(Exercise tasks)
A – Rewrite the Paco-classifier repository page below from "Skip to content" up to and including "through its proceedings.", replacing "auto-encoders" with "autoencoders".
B – Continue the Paco-classifier repository page below from the point where it stops.

Skip to content

DDMAL/Paco_classifier

Repository files navigation

Paco-classifier

Repository of the Rodan wrapper for Paco's classifier. This is a layout analysis method that uses neural models based on auto-encoders to separate different layers of pixel-level information, such as staff lines, text, or musical symbols. This method is based on its previous version (Calvo Classifier), with some enhancements that enable training with partial annotations of images.

This method has been accepted at the International Society for Music Information Retrieval Conference (ISMIR 2023) and the article describing it will be available through its proceedings.

Rodan Jobs definition

This repository includes the following Rodan Jobs:

  • Fast Pixelwise Analysis of Music Document in evaluation.py
    • Available in the GPU Rodan queue.
  • Training model for Patchwise Analysis of Music Document in Paco_classifier/fast_trainer_lib.py
    • Available in the GPU Rodan queue.

Installation Dependencies

Python dependencies:

  • h5py (2.7.0)
  • html5lib (0.9999999)
  • Keras (2.0.5)
  • numpy (1.15.1)
  • scipy (0.19.1)
  • setuptools (36.0.1)
  • six (1.10.0)
  • Tensorflow (2.5.1)
  • opencv-python (3.2.0.7)

Keras configuration

Paco's classifier needs Keras and TensorFlow to be installed. It can be easily done through pip.

Keras works over both Theano and Tensorflow, so after the installation check ~/.keras/keras.json so that it looks like:

{
    "image_dim_ordering": "tf",
    "epsilon": 1e-07,
    "floatx": "float32",
    "backend": "tensorflow"

(Source excerpt)
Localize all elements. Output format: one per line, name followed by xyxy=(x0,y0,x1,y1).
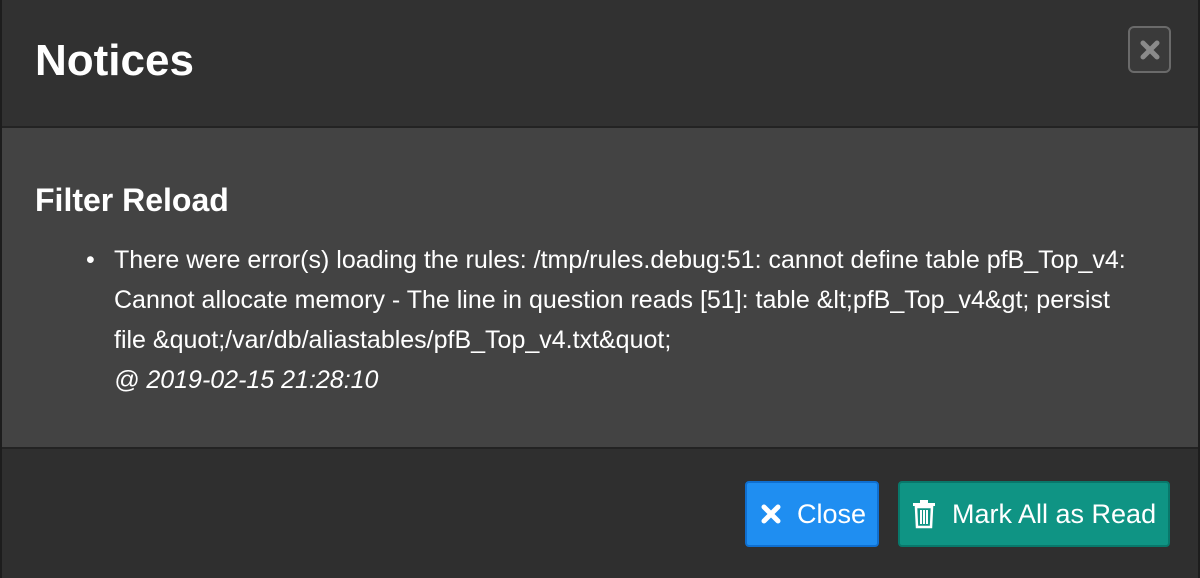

(Task-by-task outputs)
A –
Skip to content

DDMAL/Paco_classifier

Repository files navigation

Paco-classifier

Repository of the Rodan wrapper for Paco's classifier. This is a layout analysis method that uses neural models based on autoencoders to separate different layers of pixel-level information, such as staff lines, text, or musical symbols. This method is based on its previous version (Calvo Classifier), with some enhancements that enable training with partial annotations of images.

This method has been accepted at the International Society for Music Information Retrieval Conference (ISMIR 2023) and the article describing it will be available through its proceedings.

B –
}

Mode of use for training the model

Through the module fast_training_local.py. The parameters should be provided by console.

The possible parameters are:

  • -psr Path to the folder with the original images. (Default: datasets/images)
  • -prg Path to the folder with the mask regions. (Default: datasets/regions)
  • -pbg Path to the folder with the background ground-truth data. (Default: datasets/layers/background)
  • -pgt A repeatable option for a path to the folder with ground-truth data for each layer (other than background). (Default: datasets/layers/staff datasets/layers/neumes)
  • -out A repeatable option for a path for the output model for each layer including the background. (Default: Models/model_background.hdf5 Models/model_staff.hdf5 Models/model_neumes.hdf5)
  • -width Width of the window to extract samples. (Default: 256)
  • -height Height of the window to extract samples (Default: 256)
  • -b Batch size (Default: 8)
  • -e Maximum number of epochs to be considered. The model will stop before if the the training process does not improve the results. (Default: 50)
  • -n Number of samples to be extracted for each layer. (Default: 1000)
  • -pat Number of consecutive epochs allowed without improvement. The training is stopped if the model does not improve this number of consecutive epochs. (Default: 15)
  • -fm Mode of the selection of the files in the training process. Possible values: [RANDOM, SHUFFLE, SEQUENTIAL]. (Default: SHUFFLE)
  • -sm Mode of extraction of samples. Possible values: [RANDOM, SEQUENTIAL]. (Default: RANDOM)

Note that the parameters -pgt and -out are repeatable options. For including more layers, these two parameters have to be repeated one time for each layer to provide the corresponding paths. Note also that the -out parameter indicates the paths in which each trained model will be saved. So that, the number of paths provided with the parameter -out must match with the number of path folders provided for each layer, including the background one.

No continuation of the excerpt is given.